Prompt:
In the data below, find each line containing the string "режим" and return it.
⟨
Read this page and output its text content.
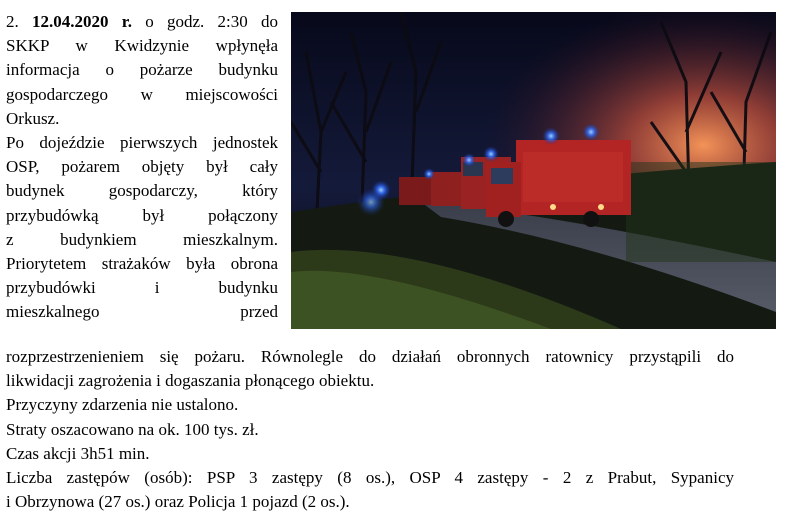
2. 12.04.2020 r. o godz. 2:30 do
SKKP w Kwidzynie wpłynęła
informacja o pożarze budynku
gospodarczego w miejscowości
Orkusz.
Po dojeździe pierwszych jednostek
OSP, pożarem objęty był cały
budynek gospodarczy, który
przybudówką był połączony
z budynkiem mieszkalnym.
Priorytetem strażaków była obrona
przybudówki i budynku
mieszkalnego przed
rozprzestrzenieniem się pożaru. Równolegle do działań obronnych ratownicy przystąpili do
likwidacji zagrożenia i dogaszania płonącego obiektu.
Przyczyny zdarzenia nie ustalono.
Straty oszacowano na ok. 100 tys. zł.
Czas akcji 3h51 min.
Liczba zastępów (osób): PSP 3 zastępy (8 os.), OSP 4 zastępy - 2 z Prabut, Sypanicy
i Obrzynowa (27 os.) oraz Policja 1 pojazd (2 os.).
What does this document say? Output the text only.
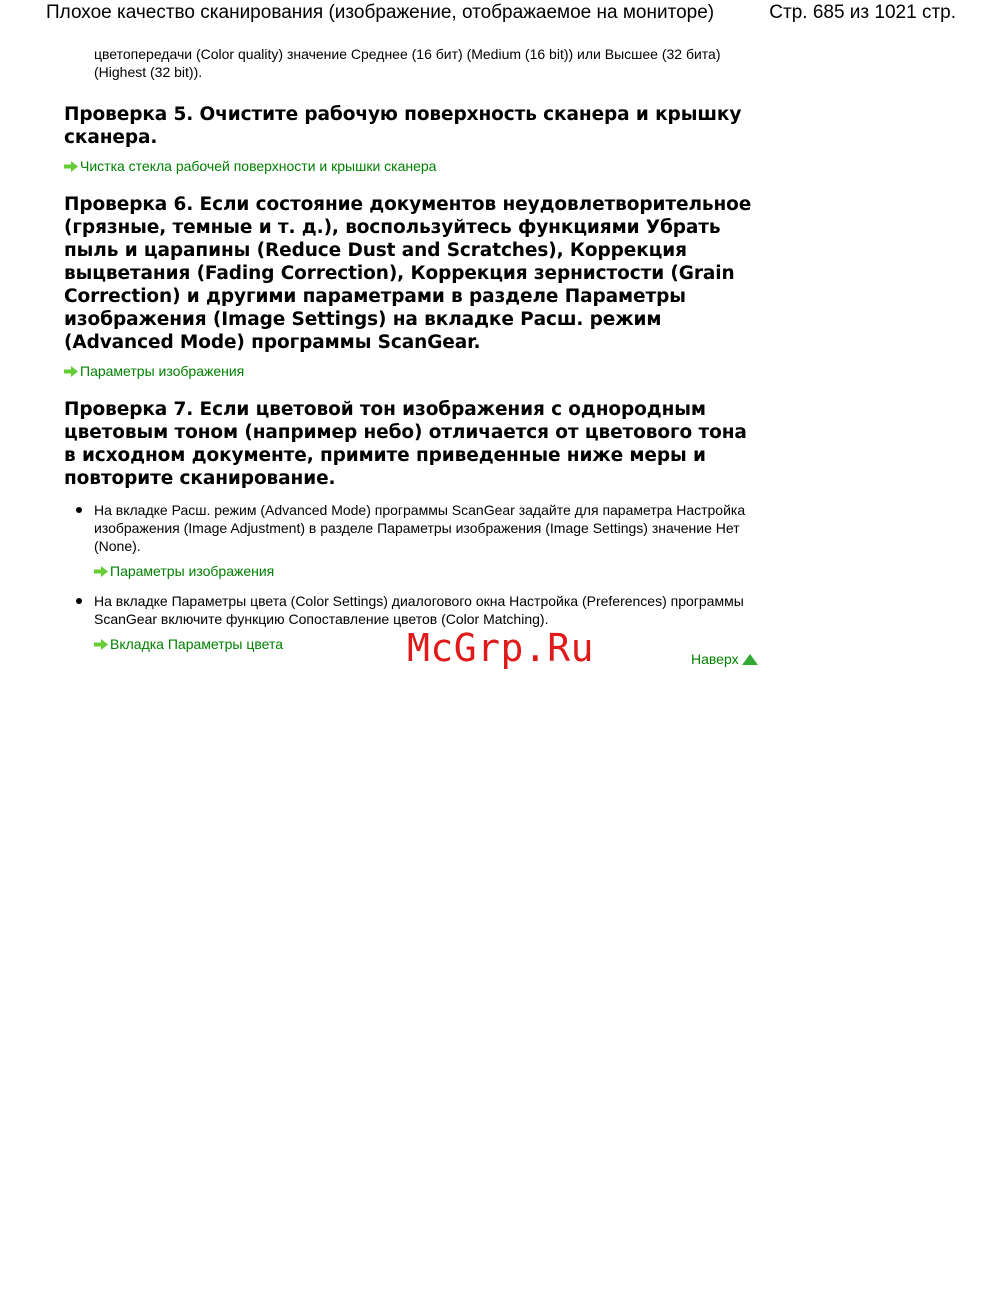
Плохое качество сканирования (изображение, отображаемое на мониторе)	Стр. 685 из 1021 стр.
цветопередачи (Color quality) значение Среднее (16 бит) (Medium (16 bit)) или Высшее (32 бита) (Highest (32 bit)).
Проверка 5. Очистите рабочую поверхность сканера и крышку сканера.
Чистка стекла рабочей поверхности и крышки сканера
Проверка 6. Если состояние документов неудовлетворительное (грязные, темные и т. д.), воспользуйтесь функциями Убрать пыль и царапины (Reduce Dust and Scratches), Коррекция выцветания (Fading Correction), Коррекция зернистости (Grain Correction) и другими параметрами в разделе Параметры изображения (Image Settings) на вкладке Расш. режим (Advanced Mode) программы ScanGear.
Параметры изображения
Проверка 7. Если цветовой тон изображения с однородным цветовым тоном (например небо) отличается от цветового тона в исходном документе, примите приведенные ниже меры и повторите сканирование.
На вкладке Расш. режим (Advanced Mode) программы ScanGear задайте для параметра Настройка изображения (Image Adjustment) в разделе Параметры изображения (Image Settings) значение Нет (None).
Параметры изображения
На вкладке Параметры цвета (Color Settings) диалогового окна Настройка (Preferences) программы ScanGear включите функцию Сопоставление цветов (Color Matching).
Вкладка Параметры цвета	McGrp.Ru	Наверх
⟩
Task answer:
Проверка 6. Если состояние документов неудовлетворительное (грязные, темные и т. д.), воспользуйтесь функциями Убрать пыль и царапины (Reduce Dust and Scratches), Коррекция выцветания (Fading Correction), Коррекция зернистости (Grain Correction) и другими параметрами в разделе Параметры изображения (Image Settings) на вкладке Расш. режим (Advanced Mode) программы ScanGear.
На вкладке Расш. режим (Advanced Mode) программы ScanGear задайте для параметра Настройка изображения (Image Adjustment) в разделе Параметры изображения (Image Settings) значение Нет (None).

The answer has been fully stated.